• Extrait du document:
· · ·
« Ce n’est pas une course-poursuite, c’est un effondrement de la hiérarchie du vivant », soupire Aloïse Parpaing, experte en silence urbain appliqué.
À Varsovie, en pleine nuit, un robot humanoïde baptisé Edward Warchocki, conçu par deux programmeurs, a été filmé en train de poursuivre des sangliers dans la rue. Les images ont circulé, vite, comme un néon qui grésille dans un parking vide.
Sur la chaussée luisante, les rails du tram tracent des lignes froides et patientes. Des lampadaires au sodium découpent des ombres longues, et dans ce décor de béton qui respire à peine, Edward avance avec la détermination d’un agenda partagé. Les sangliers, eux, improvisent. Résultat : la ville se retrouve avec un agent de circulation non homologué qui tente d’expliquer la nuit à des mammifères.
La réaction a été immédiate, donc parfaitement disproportionnée. La mairie aurait ouvert une « Cellule de Coordination Inter-Interespèces » (CCII) avec fiche de signalement en 12 exemplaires, dont un à tamponner “Sanglier : oui/non”. Le ministère du Numérique, lui, travaillerait sur un protocole de désescalade intitulé EDW-BOAR v0.9, pendant que l’Office polonais des trottoirs calmes recommande de “ne pas regarder l’algorithme dans les yeux”. Un sondage express de l’Institut Stat’Angoisse indique que 62,8% des habitants se disent “inconfortablement solidaires” du sanglier, et 18,6% “jaloux” de la forme physique du robot.
· · ·
• Contenu des données:
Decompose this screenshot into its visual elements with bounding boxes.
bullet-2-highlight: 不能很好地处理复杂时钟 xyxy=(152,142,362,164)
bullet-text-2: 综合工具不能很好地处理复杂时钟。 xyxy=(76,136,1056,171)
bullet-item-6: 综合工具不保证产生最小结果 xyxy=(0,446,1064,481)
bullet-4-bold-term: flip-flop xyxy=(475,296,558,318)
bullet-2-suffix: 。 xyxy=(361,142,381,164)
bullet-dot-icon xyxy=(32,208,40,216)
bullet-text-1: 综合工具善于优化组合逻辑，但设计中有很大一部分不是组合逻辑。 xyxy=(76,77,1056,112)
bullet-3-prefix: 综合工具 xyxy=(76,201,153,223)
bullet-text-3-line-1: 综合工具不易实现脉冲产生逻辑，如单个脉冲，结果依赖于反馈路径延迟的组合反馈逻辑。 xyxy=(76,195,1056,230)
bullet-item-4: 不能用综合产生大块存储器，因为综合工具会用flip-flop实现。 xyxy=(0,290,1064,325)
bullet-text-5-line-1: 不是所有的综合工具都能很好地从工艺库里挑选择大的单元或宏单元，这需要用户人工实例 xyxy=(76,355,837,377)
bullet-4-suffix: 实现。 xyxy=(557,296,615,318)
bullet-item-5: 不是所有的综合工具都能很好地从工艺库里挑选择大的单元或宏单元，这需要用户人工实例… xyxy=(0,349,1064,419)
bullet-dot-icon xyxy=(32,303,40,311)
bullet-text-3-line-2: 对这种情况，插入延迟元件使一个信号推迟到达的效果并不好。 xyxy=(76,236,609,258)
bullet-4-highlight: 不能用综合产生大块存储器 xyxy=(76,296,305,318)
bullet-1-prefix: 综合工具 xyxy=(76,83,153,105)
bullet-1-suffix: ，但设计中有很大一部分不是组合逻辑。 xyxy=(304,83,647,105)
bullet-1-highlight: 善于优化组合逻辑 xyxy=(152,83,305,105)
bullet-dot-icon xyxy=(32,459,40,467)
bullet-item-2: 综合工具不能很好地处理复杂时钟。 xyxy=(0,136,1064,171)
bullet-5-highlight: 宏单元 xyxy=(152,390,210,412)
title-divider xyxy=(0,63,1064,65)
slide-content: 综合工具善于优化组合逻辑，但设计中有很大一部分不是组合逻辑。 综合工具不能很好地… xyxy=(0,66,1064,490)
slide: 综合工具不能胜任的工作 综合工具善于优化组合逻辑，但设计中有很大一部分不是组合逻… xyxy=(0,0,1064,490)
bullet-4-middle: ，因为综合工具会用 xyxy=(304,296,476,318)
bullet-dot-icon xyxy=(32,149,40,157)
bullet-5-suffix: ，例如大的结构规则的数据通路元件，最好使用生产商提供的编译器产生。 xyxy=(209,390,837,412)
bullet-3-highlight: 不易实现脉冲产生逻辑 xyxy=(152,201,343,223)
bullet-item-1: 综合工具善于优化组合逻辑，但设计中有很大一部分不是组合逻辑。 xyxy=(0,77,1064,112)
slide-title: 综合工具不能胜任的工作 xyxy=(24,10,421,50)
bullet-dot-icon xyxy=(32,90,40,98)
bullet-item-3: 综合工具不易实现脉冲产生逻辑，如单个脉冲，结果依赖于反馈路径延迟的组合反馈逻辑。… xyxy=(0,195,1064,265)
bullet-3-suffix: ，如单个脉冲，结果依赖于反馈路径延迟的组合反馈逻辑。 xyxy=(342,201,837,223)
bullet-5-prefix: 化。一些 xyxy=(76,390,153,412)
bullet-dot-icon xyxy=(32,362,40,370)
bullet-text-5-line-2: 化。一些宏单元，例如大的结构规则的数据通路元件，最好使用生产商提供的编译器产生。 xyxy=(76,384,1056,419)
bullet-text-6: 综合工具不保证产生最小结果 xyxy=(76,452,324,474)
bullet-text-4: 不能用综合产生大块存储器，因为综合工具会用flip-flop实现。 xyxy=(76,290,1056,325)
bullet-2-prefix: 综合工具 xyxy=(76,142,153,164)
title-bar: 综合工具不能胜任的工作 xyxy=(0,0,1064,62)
· · ·
• Objectif visé:
Recopiez fidèlement tout le passage de l'article sur le robot et les sangliers, depuis « À Varsovie, en » jusqu'à « à des mammifères. ». Les enregistrements n'interviennent pas dans cet exercice.

• Votre réponse:
À Varsovie, en pleine nuit, un robot humanoïde baptisé Edward Warchocki, conçu par deux programmeurs, a été filmé en train de poursuivre des sangliers dans la rue. Les images ont circulé, vite, comme un néon qui grésille dans un parking vide.
Sur la chaussée luisante, les rails du tram tracent des lignes froides et patientes. Des lampadaires au sodium découpent des ombres longues, et dans ce décor de béton qui respire à peine, Edward avance avec la détermination d’un agenda partagé. Les sangliers, eux, improvisent. Résultat : la ville se retrouve avec un agent de circulation non homologué qui tente d’expliquer la nuit à des mammifères.